== SHORT TASK ==
Gather all lines from the material that contain the word "Experiment".

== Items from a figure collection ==
________________

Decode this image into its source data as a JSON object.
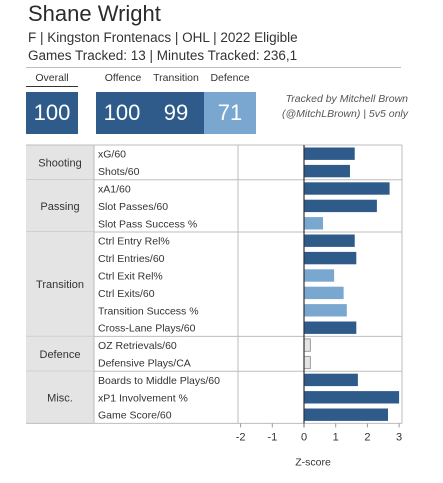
{
  "header": {
    "name": "Shane Wright",
    "line1": "F | Kingston Frontenacs | OHL | 2022 Eligible",
    "line2": "Games Tracked: 13 | Minutes Tracked: 236,1"
  },
  "scores": {
    "overall_label": "Overall",
    "overall": "100",
    "offence_label": "Offence",
    "offence": "100",
    "transition_label": "Transition",
    "transition": "99",
    "defence_label": "Defence",
    "defence": "71"
  },
  "colors": {
    "dark": "#2f5b8b",
    "light": "#7aa7d0",
    "pale": "#e4e4e4"
  },
  "note": {
    "line1": "Tracked by Mitchell Brown",
    "line2": "(@MitchLBrown) | 5v5 only"
  },
  "chart_data": {
    "type": "bar",
    "orientation": "horizontal",
    "xlabel": "Z-score",
    "xlim": [
      -3,
      3
    ],
    "xticks": [
      -2,
      -1,
      0,
      1,
      2,
      3
    ],
    "groups": [
      {
        "name": "Shooting",
        "metrics": [
          {
            "label": "xG/60",
            "value": 1.6
          },
          {
            "label": "Shots/60",
            "value": 1.45
          }
        ]
      },
      {
        "name": "Passing",
        "metrics": [
          {
            "label": "xA1/60",
            "value": 2.7
          },
          {
            "label": "Slot Passes/60",
            "value": 2.3
          },
          {
            "label": "Slot Pass Success %",
            "value": 0.6
          }
        ]
      },
      {
        "name": "Transition",
        "metrics": [
          {
            "label": "Ctrl Entry Rel%",
            "value": 1.6
          },
          {
            "label": "Ctrl Entries/60",
            "value": 1.65
          },
          {
            "label": "Ctrl Exit Rel%",
            "value": 0.95
          },
          {
            "label": "Ctrl Exits/60",
            "value": 1.25
          },
          {
            "label": "Transition Success %",
            "value": 1.35
          },
          {
            "label": "Cross-Lane Plays/60",
            "value": 1.65
          }
        ]
      },
      {
        "name": "Defence",
        "metrics": [
          {
            "label": "OZ Retrievals/60",
            "value": 0.2
          },
          {
            "label": "Defensive Plays/CA",
            "value": 0.2
          }
        ]
      },
      {
        "name": "Misc.",
        "metrics": [
          {
            "label": "Boards to Middle Plays/60",
            "value": 1.7
          },
          {
            "label": "xP1 Involvement %",
            "value": 3.0
          },
          {
            "label": "Game Score/60",
            "value": 2.65
          }
        ]
      }
    ]
  }
}
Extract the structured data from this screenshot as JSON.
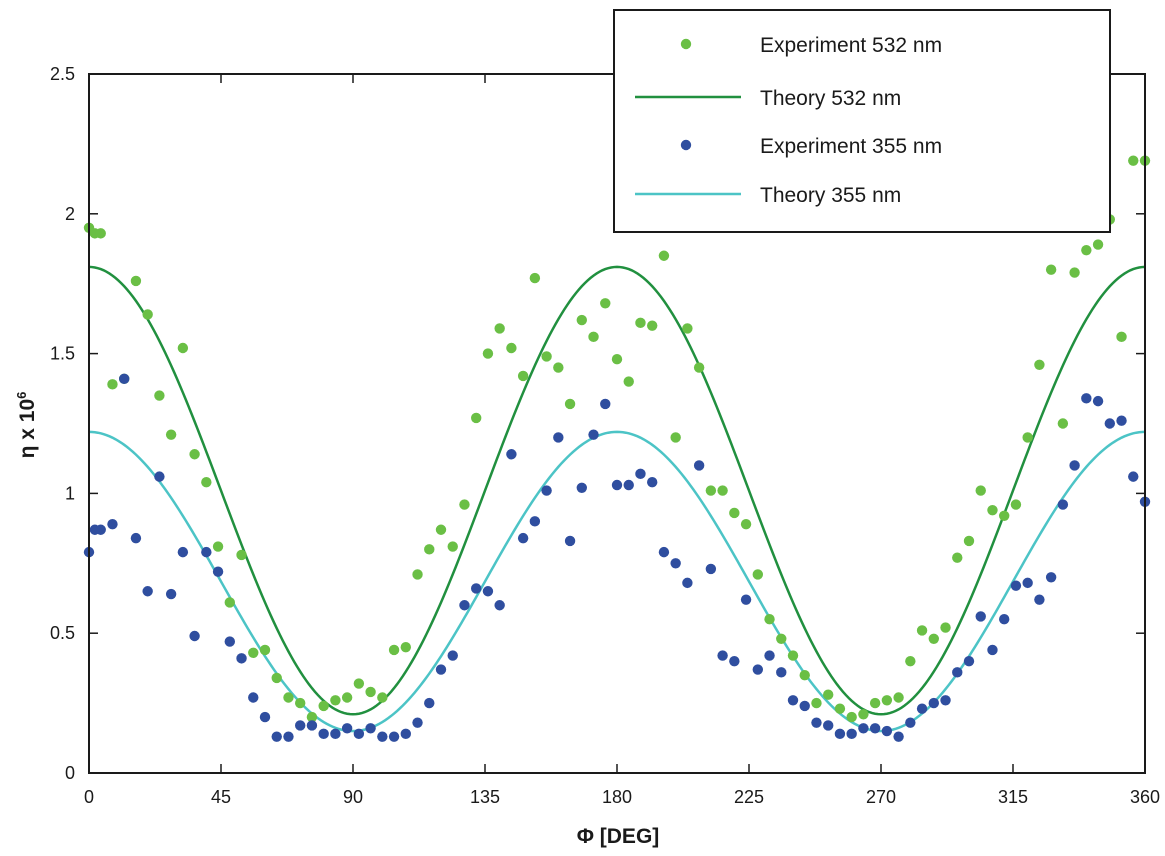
{
  "chart_data": {
    "type": "scatter",
    "xlabel": "Φ [DEG]",
    "ylabel_main": "η x 10",
    "ylabel_sup": "6",
    "xlim": [
      0,
      360
    ],
    "ylim": [
      0,
      2.5
    ],
    "x_ticks": [
      0,
      45,
      90,
      135,
      180,
      225,
      270,
      315,
      360
    ],
    "x_tick_labels": [
      "0",
      "45",
      "90",
      "135",
      "180",
      "225",
      "270",
      "315",
      "360"
    ],
    "y_ticks": [
      0,
      0.5,
      1,
      1.5,
      2,
      2.5
    ],
    "y_tick_labels": [
      "0",
      "0.5",
      "1",
      "1.5",
      "2",
      "2.5"
    ],
    "grid": false,
    "legend_position": "top-right",
    "series": [
      {
        "name": "Experiment 532 nm",
        "kind": "points",
        "color": "#6abf45",
        "x": [
          0,
          2,
          4,
          8,
          12,
          16,
          20,
          24,
          28,
          32,
          36,
          40,
          44,
          48,
          52,
          56,
          60,
          64,
          68,
          72,
          76,
          80,
          84,
          88,
          92,
          96,
          100,
          104,
          108,
          112,
          116,
          120,
          124,
          128,
          132,
          136,
          140,
          144,
          148,
          152,
          156,
          160,
          164,
          168,
          172,
          176,
          180,
          184,
          188,
          192,
          196,
          200,
          204,
          208,
          212,
          216,
          220,
          224,
          228,
          232,
          236,
          240,
          244,
          248,
          252,
          256,
          260,
          264,
          268,
          272,
          276,
          280,
          284,
          288,
          292,
          296,
          300,
          304,
          308,
          312,
          316,
          320,
          324,
          328,
          332,
          336,
          340,
          344,
          348,
          352,
          356,
          360
        ],
        "y": [
          1.95,
          1.93,
          1.93,
          1.39,
          1.41,
          1.76,
          1.64,
          1.35,
          1.21,
          1.52,
          1.14,
          1.04,
          0.81,
          0.61,
          0.78,
          0.43,
          0.44,
          0.34,
          0.27,
          0.25,
          0.2,
          0.24,
          0.26,
          0.27,
          0.32,
          0.29,
          0.27,
          0.44,
          0.45,
          0.71,
          0.8,
          0.87,
          0.81,
          0.96,
          1.27,
          1.5,
          1.59,
          1.52,
          1.42,
          1.77,
          1.49,
          1.45,
          1.32,
          1.62,
          1.56,
          1.68,
          1.48,
          1.4,
          1.61,
          1.6,
          1.85,
          1.2,
          1.59,
          1.45,
          1.01,
          1.01,
          0.93,
          0.89,
          0.71,
          0.55,
          0.48,
          0.42,
          0.35,
          0.25,
          0.28,
          0.23,
          0.2,
          0.21,
          0.25,
          0.26,
          0.27,
          0.4,
          0.51,
          0.48,
          0.52,
          0.77,
          0.83,
          1.01,
          0.94,
          0.92,
          0.96,
          1.2,
          1.46,
          1.8,
          1.25,
          1.79,
          1.87,
          1.89,
          1.98,
          1.56,
          2.19,
          2.19
        ]
      },
      {
        "name": "Theory 532 nm",
        "kind": "line",
        "color": "#21903f",
        "model": {
          "baseline": 0.21,
          "amplitude": 1.6,
          "period_deg": 180
        }
      },
      {
        "name": "Experiment 355 nm",
        "kind": "points",
        "color": "#2f4e9f",
        "x": [
          0,
          2,
          4,
          8,
          12,
          16,
          20,
          24,
          28,
          32,
          36,
          40,
          44,
          48,
          52,
          56,
          60,
          64,
          68,
          72,
          76,
          80,
          84,
          88,
          92,
          96,
          100,
          104,
          108,
          112,
          116,
          120,
          124,
          128,
          132,
          136,
          140,
          144,
          148,
          152,
          156,
          160,
          164,
          168,
          172,
          176,
          180,
          184,
          188,
          192,
          196,
          200,
          204,
          208,
          212,
          216,
          220,
          224,
          228,
          232,
          236,
          240,
          244,
          248,
          252,
          256,
          260,
          264,
          268,
          272,
          276,
          280,
          284,
          288,
          292,
          296,
          300,
          304,
          308,
          312,
          316,
          320,
          324,
          328,
          332,
          336,
          340,
          344,
          348,
          352,
          356,
          360
        ],
        "y": [
          0.79,
          0.87,
          0.87,
          0.89,
          1.41,
          0.84,
          0.65,
          1.06,
          0.64,
          0.79,
          0.49,
          0.79,
          0.72,
          0.47,
          0.41,
          0.27,
          0.2,
          0.13,
          0.13,
          0.17,
          0.17,
          0.14,
          0.14,
          0.16,
          0.14,
          0.16,
          0.13,
          0.13,
          0.14,
          0.18,
          0.25,
          0.37,
          0.42,
          0.6,
          0.66,
          0.65,
          0.6,
          1.14,
          0.84,
          0.9,
          1.01,
          1.2,
          0.83,
          1.02,
          1.21,
          1.32,
          1.03,
          1.03,
          1.07,
          1.04,
          0.79,
          0.75,
          0.68,
          1.1,
          0.73,
          0.42,
          0.4,
          0.62,
          0.37,
          0.42,
          0.36,
          0.26,
          0.24,
          0.18,
          0.17,
          0.14,
          0.14,
          0.16,
          0.16,
          0.15,
          0.13,
          0.18,
          0.23,
          0.25,
          0.26,
          0.36,
          0.4,
          0.56,
          0.44,
          0.55,
          0.67,
          0.68,
          0.62,
          0.7,
          0.96,
          1.1,
          1.34,
          1.33,
          1.25,
          1.26,
          1.06,
          0.97
        ]
      },
      {
        "name": "Theory 355 nm",
        "kind": "line",
        "color": "#4cc4c6",
        "model": {
          "baseline": 0.15,
          "amplitude": 1.07,
          "period_deg": 180
        }
      }
    ]
  }
}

________________

== EXERCISE ANSWER ==
        "name": "Experiment 532 nm",
        "name": "Experiment 355 nm",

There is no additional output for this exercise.